Collect each line containing "Chances".

(Records from a data collection)
:::::

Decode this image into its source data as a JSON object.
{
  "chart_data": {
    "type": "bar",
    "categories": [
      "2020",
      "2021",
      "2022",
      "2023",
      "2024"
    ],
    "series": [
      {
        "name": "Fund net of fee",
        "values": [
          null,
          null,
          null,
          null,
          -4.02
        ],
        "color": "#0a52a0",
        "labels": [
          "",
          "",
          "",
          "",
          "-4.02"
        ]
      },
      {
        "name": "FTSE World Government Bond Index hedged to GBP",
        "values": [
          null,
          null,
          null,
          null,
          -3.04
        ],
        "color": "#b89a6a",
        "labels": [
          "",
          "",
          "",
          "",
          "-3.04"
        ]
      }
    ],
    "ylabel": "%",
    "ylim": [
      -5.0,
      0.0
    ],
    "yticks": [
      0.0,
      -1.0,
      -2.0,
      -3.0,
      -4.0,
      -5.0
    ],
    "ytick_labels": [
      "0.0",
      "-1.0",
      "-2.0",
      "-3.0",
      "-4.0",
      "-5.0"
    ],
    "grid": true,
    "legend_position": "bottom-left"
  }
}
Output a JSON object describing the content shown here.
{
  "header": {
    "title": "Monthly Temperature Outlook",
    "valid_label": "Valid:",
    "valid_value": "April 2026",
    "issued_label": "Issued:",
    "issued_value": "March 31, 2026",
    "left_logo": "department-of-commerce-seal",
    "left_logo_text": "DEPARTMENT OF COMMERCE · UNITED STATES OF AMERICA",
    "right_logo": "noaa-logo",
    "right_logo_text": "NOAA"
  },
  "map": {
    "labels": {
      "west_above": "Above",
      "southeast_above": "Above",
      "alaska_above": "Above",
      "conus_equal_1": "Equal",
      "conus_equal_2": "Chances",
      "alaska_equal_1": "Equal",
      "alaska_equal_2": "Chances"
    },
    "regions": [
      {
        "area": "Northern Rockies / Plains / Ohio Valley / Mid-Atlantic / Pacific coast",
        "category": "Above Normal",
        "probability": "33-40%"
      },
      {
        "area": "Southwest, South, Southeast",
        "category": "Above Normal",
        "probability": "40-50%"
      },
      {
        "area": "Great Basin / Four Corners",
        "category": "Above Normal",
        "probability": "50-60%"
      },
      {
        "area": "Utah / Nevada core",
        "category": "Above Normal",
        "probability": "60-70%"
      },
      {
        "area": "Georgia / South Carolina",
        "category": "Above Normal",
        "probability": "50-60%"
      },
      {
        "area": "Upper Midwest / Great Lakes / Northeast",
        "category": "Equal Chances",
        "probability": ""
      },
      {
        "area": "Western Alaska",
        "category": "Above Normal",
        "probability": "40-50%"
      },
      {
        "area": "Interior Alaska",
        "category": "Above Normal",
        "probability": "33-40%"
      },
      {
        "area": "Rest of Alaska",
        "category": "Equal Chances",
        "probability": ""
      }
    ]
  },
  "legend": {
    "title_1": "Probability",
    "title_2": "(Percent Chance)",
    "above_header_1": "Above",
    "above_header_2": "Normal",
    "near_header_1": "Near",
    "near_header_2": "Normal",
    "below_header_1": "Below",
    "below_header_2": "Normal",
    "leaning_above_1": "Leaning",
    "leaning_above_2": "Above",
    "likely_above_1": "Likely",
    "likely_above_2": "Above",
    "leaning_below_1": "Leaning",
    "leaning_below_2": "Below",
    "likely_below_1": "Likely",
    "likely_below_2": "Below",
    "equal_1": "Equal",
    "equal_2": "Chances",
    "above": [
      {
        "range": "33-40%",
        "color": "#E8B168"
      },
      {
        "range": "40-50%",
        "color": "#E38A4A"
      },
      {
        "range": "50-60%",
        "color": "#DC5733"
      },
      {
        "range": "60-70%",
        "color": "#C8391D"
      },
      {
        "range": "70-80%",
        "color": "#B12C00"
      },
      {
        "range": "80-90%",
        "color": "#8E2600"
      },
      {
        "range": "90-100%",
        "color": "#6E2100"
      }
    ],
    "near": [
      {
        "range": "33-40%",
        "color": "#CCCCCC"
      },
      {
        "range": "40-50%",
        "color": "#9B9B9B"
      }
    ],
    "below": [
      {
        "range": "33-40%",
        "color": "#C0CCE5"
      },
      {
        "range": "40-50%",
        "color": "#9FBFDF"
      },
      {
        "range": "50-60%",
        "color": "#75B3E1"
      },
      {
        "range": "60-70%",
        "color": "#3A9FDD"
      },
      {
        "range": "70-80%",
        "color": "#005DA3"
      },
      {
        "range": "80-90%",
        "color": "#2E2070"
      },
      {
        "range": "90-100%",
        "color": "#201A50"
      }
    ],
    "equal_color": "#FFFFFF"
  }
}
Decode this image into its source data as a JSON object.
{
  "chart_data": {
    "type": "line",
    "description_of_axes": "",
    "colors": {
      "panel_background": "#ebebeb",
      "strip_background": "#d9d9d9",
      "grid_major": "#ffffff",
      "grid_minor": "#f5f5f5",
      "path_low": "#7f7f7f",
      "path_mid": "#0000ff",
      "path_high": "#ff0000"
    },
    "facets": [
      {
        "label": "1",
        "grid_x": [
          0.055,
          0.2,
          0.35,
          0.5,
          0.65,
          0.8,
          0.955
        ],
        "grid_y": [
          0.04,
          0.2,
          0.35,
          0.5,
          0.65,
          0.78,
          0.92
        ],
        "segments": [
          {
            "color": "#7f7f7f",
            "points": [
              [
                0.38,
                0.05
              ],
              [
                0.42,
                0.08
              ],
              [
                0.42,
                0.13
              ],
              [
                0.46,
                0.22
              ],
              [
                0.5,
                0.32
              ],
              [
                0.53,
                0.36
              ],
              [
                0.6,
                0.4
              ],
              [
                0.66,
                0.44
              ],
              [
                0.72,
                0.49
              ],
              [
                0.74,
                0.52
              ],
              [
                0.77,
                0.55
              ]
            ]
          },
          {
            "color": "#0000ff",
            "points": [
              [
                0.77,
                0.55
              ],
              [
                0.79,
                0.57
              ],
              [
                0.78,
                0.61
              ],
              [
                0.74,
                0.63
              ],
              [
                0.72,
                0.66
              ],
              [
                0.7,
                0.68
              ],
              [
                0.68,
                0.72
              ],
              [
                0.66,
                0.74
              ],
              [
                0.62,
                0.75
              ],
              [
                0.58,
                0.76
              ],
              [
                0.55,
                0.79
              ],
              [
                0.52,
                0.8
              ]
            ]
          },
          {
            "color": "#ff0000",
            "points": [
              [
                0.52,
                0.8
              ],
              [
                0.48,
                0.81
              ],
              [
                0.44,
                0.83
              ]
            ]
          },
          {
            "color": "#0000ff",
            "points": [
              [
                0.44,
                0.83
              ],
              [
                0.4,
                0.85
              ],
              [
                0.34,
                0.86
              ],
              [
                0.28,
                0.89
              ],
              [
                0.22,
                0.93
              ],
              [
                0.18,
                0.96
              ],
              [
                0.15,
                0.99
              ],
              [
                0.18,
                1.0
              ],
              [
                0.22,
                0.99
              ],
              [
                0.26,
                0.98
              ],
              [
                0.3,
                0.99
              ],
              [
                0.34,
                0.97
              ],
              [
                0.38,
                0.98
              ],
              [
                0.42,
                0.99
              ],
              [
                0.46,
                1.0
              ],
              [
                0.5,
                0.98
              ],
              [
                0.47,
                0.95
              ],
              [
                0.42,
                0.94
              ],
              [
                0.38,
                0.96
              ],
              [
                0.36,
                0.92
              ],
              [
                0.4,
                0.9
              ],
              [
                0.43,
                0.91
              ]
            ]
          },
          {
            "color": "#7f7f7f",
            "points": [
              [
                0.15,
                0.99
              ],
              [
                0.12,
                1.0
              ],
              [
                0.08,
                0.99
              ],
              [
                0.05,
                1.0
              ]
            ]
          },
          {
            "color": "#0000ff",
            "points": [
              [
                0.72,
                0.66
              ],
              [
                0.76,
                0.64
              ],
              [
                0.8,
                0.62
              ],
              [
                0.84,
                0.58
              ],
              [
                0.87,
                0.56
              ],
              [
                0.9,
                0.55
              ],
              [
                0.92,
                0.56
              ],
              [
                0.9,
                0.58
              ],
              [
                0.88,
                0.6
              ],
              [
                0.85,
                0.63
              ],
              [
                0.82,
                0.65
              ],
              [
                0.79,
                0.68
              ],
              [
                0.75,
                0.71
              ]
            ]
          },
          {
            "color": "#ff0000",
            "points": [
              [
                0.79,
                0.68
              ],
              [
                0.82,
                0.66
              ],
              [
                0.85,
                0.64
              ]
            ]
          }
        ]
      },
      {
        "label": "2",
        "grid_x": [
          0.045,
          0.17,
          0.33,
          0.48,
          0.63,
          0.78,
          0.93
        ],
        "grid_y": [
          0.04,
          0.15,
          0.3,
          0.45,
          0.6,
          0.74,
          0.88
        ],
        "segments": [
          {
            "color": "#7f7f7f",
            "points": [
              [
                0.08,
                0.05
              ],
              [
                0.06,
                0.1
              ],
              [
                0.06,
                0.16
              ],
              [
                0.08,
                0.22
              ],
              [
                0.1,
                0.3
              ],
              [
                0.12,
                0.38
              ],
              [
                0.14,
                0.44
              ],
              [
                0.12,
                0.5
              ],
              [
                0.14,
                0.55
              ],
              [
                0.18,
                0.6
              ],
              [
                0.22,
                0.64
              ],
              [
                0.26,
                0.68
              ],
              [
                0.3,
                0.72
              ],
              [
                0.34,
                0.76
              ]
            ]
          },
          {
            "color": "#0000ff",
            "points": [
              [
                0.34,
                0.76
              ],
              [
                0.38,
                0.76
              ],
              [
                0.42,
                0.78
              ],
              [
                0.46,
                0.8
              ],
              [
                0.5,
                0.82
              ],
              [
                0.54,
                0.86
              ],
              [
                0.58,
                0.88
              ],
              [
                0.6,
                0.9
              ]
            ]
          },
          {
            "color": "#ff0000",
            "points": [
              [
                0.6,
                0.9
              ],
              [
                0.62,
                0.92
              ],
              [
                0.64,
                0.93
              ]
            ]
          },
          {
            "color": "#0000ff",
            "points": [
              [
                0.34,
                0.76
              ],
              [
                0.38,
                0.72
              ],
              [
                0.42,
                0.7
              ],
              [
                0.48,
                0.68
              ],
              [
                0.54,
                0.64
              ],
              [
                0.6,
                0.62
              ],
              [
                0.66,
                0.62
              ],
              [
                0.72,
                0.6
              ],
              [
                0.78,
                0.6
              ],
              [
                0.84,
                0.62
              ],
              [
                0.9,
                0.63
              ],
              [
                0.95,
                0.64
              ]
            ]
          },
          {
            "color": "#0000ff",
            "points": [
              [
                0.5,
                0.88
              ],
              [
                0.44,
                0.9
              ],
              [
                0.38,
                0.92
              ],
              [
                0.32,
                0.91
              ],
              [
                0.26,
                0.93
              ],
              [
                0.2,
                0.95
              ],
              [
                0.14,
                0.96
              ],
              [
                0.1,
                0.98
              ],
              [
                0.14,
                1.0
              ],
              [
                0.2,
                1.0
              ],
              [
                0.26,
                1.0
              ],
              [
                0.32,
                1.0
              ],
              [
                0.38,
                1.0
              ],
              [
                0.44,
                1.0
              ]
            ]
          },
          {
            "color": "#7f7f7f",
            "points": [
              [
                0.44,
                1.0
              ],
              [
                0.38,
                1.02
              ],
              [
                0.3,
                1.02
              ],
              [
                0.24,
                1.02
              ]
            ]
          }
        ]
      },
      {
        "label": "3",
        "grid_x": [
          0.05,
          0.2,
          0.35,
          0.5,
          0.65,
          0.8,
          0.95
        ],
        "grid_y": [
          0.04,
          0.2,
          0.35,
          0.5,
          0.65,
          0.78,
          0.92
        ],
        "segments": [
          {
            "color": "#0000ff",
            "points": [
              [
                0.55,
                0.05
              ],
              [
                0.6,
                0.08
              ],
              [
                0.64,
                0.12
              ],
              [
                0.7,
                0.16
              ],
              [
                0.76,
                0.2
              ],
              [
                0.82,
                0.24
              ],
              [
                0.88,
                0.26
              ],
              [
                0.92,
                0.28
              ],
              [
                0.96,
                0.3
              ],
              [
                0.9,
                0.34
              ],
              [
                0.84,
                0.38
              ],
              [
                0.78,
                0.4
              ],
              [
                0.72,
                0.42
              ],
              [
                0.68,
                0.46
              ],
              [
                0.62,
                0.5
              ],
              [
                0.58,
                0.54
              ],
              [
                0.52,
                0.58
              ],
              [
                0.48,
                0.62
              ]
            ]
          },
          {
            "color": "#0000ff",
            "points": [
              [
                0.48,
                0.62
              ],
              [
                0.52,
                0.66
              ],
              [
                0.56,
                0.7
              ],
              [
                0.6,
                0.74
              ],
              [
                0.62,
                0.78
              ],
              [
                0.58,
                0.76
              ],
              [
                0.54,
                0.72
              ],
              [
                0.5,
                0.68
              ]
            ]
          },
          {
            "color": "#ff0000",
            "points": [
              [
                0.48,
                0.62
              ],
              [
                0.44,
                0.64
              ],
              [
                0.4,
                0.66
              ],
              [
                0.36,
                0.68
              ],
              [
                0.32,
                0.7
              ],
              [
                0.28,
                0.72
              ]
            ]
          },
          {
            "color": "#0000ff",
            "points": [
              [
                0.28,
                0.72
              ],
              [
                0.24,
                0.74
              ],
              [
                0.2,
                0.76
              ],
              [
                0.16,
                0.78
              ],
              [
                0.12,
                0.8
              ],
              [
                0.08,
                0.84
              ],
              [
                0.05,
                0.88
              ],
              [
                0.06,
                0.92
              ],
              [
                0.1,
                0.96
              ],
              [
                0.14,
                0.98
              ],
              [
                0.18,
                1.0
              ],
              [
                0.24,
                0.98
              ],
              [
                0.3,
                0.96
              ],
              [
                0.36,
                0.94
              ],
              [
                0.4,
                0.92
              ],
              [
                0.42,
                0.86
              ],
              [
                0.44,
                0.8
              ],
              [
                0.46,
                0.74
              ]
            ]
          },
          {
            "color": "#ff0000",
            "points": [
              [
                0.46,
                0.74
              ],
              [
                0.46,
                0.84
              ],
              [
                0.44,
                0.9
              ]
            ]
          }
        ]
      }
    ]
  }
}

:::::

# SOLUTION TO THE EXERCISE
      "conus_equal_2": "Chances",
      "alaska_equal_2": "Chances"
        "category": "Equal Chances",
        "category": "Equal Chances",
    "equal_2": "Chances",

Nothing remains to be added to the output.